▸ **STATED PROBLEM**
Print each of the rows below without changing a single character.

━━━━━━━━━━━━━━━━

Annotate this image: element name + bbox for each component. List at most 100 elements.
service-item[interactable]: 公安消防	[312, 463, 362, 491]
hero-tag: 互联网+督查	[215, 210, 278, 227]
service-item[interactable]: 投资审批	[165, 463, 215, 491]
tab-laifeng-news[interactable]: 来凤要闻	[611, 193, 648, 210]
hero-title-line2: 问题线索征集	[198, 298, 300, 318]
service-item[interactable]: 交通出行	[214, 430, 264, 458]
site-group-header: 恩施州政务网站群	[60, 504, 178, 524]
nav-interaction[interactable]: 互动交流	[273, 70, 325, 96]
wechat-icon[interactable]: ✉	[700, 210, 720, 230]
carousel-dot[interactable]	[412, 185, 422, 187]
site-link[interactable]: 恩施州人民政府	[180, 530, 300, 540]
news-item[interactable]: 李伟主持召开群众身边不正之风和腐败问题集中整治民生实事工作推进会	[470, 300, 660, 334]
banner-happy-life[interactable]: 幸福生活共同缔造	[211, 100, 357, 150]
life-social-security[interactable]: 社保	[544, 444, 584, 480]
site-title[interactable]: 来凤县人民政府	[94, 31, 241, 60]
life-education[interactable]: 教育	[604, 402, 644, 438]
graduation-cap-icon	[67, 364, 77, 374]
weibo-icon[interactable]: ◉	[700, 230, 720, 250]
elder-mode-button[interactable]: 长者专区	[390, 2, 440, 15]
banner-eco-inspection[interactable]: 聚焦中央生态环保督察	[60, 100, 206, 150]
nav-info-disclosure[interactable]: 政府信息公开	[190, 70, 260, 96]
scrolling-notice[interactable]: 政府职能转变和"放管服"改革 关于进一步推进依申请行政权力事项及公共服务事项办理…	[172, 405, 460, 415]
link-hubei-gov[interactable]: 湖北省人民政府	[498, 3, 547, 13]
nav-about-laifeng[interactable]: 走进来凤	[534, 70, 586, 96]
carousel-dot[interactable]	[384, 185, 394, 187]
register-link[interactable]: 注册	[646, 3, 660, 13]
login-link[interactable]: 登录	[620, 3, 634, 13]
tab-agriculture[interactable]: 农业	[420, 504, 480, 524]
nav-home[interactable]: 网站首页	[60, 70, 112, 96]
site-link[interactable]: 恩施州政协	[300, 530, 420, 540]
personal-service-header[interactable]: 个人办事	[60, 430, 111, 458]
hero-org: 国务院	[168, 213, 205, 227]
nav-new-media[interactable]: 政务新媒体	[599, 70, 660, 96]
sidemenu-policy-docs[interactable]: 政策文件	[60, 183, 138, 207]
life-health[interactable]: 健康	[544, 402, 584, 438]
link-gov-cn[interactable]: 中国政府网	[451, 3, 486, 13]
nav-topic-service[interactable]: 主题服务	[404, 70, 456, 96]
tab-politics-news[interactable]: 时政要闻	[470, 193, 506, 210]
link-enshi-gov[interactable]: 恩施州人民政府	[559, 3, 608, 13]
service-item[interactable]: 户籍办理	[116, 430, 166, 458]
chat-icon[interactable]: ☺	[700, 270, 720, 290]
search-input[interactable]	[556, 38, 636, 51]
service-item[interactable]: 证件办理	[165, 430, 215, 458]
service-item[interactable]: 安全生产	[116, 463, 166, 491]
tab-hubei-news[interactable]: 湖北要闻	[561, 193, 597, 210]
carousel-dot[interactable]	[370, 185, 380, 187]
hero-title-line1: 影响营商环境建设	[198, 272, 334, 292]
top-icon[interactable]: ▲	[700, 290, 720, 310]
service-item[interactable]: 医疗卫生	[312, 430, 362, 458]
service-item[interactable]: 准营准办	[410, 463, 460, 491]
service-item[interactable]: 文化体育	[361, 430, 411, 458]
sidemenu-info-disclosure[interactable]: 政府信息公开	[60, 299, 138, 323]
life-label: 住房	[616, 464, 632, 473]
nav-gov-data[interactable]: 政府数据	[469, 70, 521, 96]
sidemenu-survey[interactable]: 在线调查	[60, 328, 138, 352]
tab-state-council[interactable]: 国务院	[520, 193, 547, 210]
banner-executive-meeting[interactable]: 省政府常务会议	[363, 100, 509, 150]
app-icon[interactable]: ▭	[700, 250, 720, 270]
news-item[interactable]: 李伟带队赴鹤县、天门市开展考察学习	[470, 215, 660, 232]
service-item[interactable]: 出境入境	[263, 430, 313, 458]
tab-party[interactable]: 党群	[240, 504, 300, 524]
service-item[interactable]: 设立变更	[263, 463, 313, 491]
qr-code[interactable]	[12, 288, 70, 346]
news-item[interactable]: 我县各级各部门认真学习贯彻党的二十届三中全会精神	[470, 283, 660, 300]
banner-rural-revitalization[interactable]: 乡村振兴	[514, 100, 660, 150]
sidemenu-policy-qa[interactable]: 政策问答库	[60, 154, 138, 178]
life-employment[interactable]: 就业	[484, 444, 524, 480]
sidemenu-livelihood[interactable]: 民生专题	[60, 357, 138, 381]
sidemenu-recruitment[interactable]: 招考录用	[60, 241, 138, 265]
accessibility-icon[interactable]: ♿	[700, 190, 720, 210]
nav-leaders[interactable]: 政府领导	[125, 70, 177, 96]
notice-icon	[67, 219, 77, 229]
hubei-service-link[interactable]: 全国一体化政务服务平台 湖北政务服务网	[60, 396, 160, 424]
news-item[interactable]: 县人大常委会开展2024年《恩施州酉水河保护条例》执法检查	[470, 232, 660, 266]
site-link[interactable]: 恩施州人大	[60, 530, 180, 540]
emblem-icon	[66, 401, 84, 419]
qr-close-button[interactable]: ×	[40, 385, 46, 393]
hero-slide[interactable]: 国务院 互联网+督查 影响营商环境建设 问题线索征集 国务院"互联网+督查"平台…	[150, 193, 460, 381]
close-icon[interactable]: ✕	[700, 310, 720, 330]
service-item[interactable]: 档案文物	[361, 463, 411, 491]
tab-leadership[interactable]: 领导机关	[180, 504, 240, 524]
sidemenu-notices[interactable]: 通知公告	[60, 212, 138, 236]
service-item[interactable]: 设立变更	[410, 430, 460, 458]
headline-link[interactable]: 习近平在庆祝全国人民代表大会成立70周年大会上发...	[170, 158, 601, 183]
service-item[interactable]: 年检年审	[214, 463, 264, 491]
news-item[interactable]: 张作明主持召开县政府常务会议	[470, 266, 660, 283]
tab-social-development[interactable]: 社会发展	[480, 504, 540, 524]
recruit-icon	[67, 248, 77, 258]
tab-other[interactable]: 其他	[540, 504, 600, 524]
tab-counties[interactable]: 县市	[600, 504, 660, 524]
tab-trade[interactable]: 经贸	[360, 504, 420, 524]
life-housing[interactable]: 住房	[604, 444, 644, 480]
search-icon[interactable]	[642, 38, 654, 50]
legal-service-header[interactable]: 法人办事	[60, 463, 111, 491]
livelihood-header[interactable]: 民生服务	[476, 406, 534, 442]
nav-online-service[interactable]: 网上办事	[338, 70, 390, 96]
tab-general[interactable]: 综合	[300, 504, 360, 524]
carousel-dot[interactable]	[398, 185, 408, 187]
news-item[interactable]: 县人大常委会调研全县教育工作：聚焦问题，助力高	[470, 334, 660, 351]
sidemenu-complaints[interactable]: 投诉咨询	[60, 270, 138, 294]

━━━━━━━━━━━━━━━━

▸ **COMPLETE ANSWER**
Annotate this image: element name + bbox for each component. List at most 100 elements.
service-item[interactable]: 公安消防	[312, 463, 362, 491]
hero-tag: 互联网+督查	[215, 210, 278, 227]
service-item[interactable]: 投资审批	[165, 463, 215, 491]
tab-laifeng-news[interactable]: 来凤要闻	[611, 193, 648, 210]
hero-title-line2: 问题线索征集	[198, 298, 300, 318]
service-item[interactable]: 交通出行	[214, 430, 264, 458]
site-group-header: 恩施州政务网站群	[60, 504, 178, 524]
nav-interaction[interactable]: 互动交流	[273, 70, 325, 96]
wechat-icon[interactable]: ✉	[700, 210, 720, 230]
carousel-dot[interactable]	[412, 185, 422, 187]
site-link[interactable]: 恩施州人民政府	[180, 530, 300, 540]
news-item[interactable]: 李伟主持召开群众身边不正之风和腐败问题集中整治民生实事工作推进会	[470, 300, 660, 334]
banner-happy-life[interactable]: 幸福生活共同缔造	[211, 100, 357, 150]
life-social-security[interactable]: 社保	[544, 444, 584, 480]
site-title[interactable]: 来凤县人民政府	[94, 31, 241, 60]
life-education[interactable]: 教育	[604, 402, 644, 438]
graduation-cap-icon	[67, 364, 77, 374]
weibo-icon[interactable]: ◉	[700, 230, 720, 250]
elder-mode-button[interactable]: 长者专区	[390, 2, 440, 15]
banner-eco-inspection[interactable]: 聚焦中央生态环保督察	[60, 100, 206, 150]
nav-info-disclosure[interactable]: 政府信息公开	[190, 70, 260, 96]
scrolling-notice[interactable]: 政府职能转变和"放管服"改革 关于进一步推进依申请行政权力事项及公共服务事项办理…	[172, 405, 460, 415]
link-hubei-gov[interactable]: 湖北省人民政府	[498, 3, 547, 13]
nav-about-laifeng[interactable]: 走进来凤	[534, 70, 586, 96]
carousel-dot[interactable]	[384, 185, 394, 187]
register-link[interactable]: 注册	[646, 3, 660, 13]
login-link[interactable]: 登录	[620, 3, 634, 13]
tab-agriculture[interactable]: 农业	[420, 504, 480, 524]
nav-home[interactable]: 网站首页	[60, 70, 112, 96]
site-link[interactable]: 恩施州政协	[300, 530, 420, 540]
personal-service-header[interactable]: 个人办事	[60, 430, 111, 458]
hero-org: 国务院	[168, 213, 205, 227]
nav-new-media[interactable]: 政务新媒体	[599, 70, 660, 96]
sidemenu-policy-docs[interactable]: 政策文件	[60, 183, 138, 207]
life-health[interactable]: 健康	[544, 402, 584, 438]
link-gov-cn[interactable]: 中国政府网	[451, 3, 486, 13]
nav-topic-service[interactable]: 主题服务	[404, 70, 456, 96]
tab-politics-news[interactable]: 时政要闻	[470, 193, 506, 210]
link-enshi-gov[interactable]: 恩施州人民政府	[559, 3, 608, 13]
service-item[interactable]: 户籍办理	[116, 430, 166, 458]
chat-icon[interactable]: ☺	[700, 270, 720, 290]
search-input[interactable]	[556, 38, 636, 51]
service-item[interactable]: 证件办理	[165, 430, 215, 458]
service-item[interactable]: 安全生产	[116, 463, 166, 491]
tab-hubei-news[interactable]: 湖北要闻	[561, 193, 597, 210]
carousel-dot[interactable]	[370, 185, 380, 187]
hero-title-line1: 影响营商环境建设	[198, 272, 334, 292]
top-icon[interactable]: ▲	[700, 290, 720, 310]
service-item[interactable]: 医疗卫生	[312, 430, 362, 458]
service-item[interactable]: 准营准办	[410, 463, 460, 491]
service-item[interactable]: 文化体育	[361, 430, 411, 458]
sidemenu-info-disclosure[interactable]: 政府信息公开	[60, 299, 138, 323]
life-label: 住房	[616, 464, 632, 473]
nav-gov-data[interactable]: 政府数据	[469, 70, 521, 96]
sidemenu-survey[interactable]: 在线调查	[60, 328, 138, 352]
tab-state-council[interactable]: 国务院	[520, 193, 547, 210]
banner-executive-meeting[interactable]: 省政府常务会议	[363, 100, 509, 150]
app-icon[interactable]: ▭	[700, 250, 720, 270]
news-item[interactable]: 李伟带队赴鹤县、天门市开展考察学习	[470, 215, 660, 232]
service-item[interactable]: 出境入境	[263, 430, 313, 458]
tab-party[interactable]: 党群	[240, 504, 300, 524]
service-item[interactable]: 设立变更	[263, 463, 313, 491]
qr-code[interactable]	[12, 288, 70, 346]
news-item[interactable]: 我县各级各部门认真学习贯彻党的二十届三中全会精神	[470, 283, 660, 300]
banner-rural-revitalization[interactable]: 乡村振兴	[514, 100, 660, 150]
sidemenu-policy-qa[interactable]: 政策问答库	[60, 154, 138, 178]
life-employment[interactable]: 就业	[484, 444, 524, 480]
sidemenu-livelihood[interactable]: 民生专题	[60, 357, 138, 381]
sidemenu-recruitment[interactable]: 招考录用	[60, 241, 138, 265]
accessibility-icon[interactable]: ♿	[700, 190, 720, 210]
nav-leaders[interactable]: 政府领导	[125, 70, 177, 96]
notice-icon	[67, 219, 77, 229]
hubei-service-link[interactable]: 全国一体化政务服务平台 湖北政务服务网	[60, 396, 160, 424]
news-item[interactable]: 县人大常委会开展2024年《恩施州酉水河保护条例》执法检查	[470, 232, 660, 266]
site-link[interactable]: 恩施州人大	[60, 530, 180, 540]
emblem-icon	[66, 401, 84, 419]
qr-close-button[interactable]: ×	[40, 385, 46, 393]
hero-slide[interactable]: 国务院 互联网+督查 影响营商环境建设 问题线索征集 国务院"互联网+督查"平台…	[150, 193, 460, 381]
close-icon[interactable]: ✕	[700, 310, 720, 330]
service-item[interactable]: 档案文物	[361, 463, 411, 491]
tab-leadership[interactable]: 领导机关	[180, 504, 240, 524]
sidemenu-notices[interactable]: 通知公告	[60, 212, 138, 236]
service-item[interactable]: 设立变更	[410, 430, 460, 458]
headline-link[interactable]: 习近平在庆祝全国人民代表大会成立70周年大会上发...	[170, 158, 601, 183]
service-item[interactable]: 年检年审	[214, 463, 264, 491]
news-item[interactable]: 张作明主持召开县政府常务会议	[470, 266, 660, 283]
tab-social-development[interactable]: 社会发展	[480, 504, 540, 524]
recruit-icon	[67, 248, 77, 258]
tab-other[interactable]: 其他	[540, 504, 600, 524]
tab-counties[interactable]: 县市	[600, 504, 660, 524]
tab-trade[interactable]: 经贸	[360, 504, 420, 524]
life-housing[interactable]: 住房	[604, 444, 644, 480]
search-icon[interactable]	[642, 38, 654, 50]
legal-service-header[interactable]: 法人办事	[60, 463, 111, 491]
livelihood-header[interactable]: 民生服务	[476, 406, 534, 442]
nav-online-service[interactable]: 网上办事	[338, 70, 390, 96]
tab-general[interactable]: 综合	[300, 504, 360, 524]
carousel-dot[interactable]	[398, 185, 408, 187]
news-item[interactable]: 县人大常委会调研全县教育工作：聚焦问题，助力高	[470, 334, 660, 351]
sidemenu-complaints[interactable]: 投诉咨询	[60, 270, 138, 294]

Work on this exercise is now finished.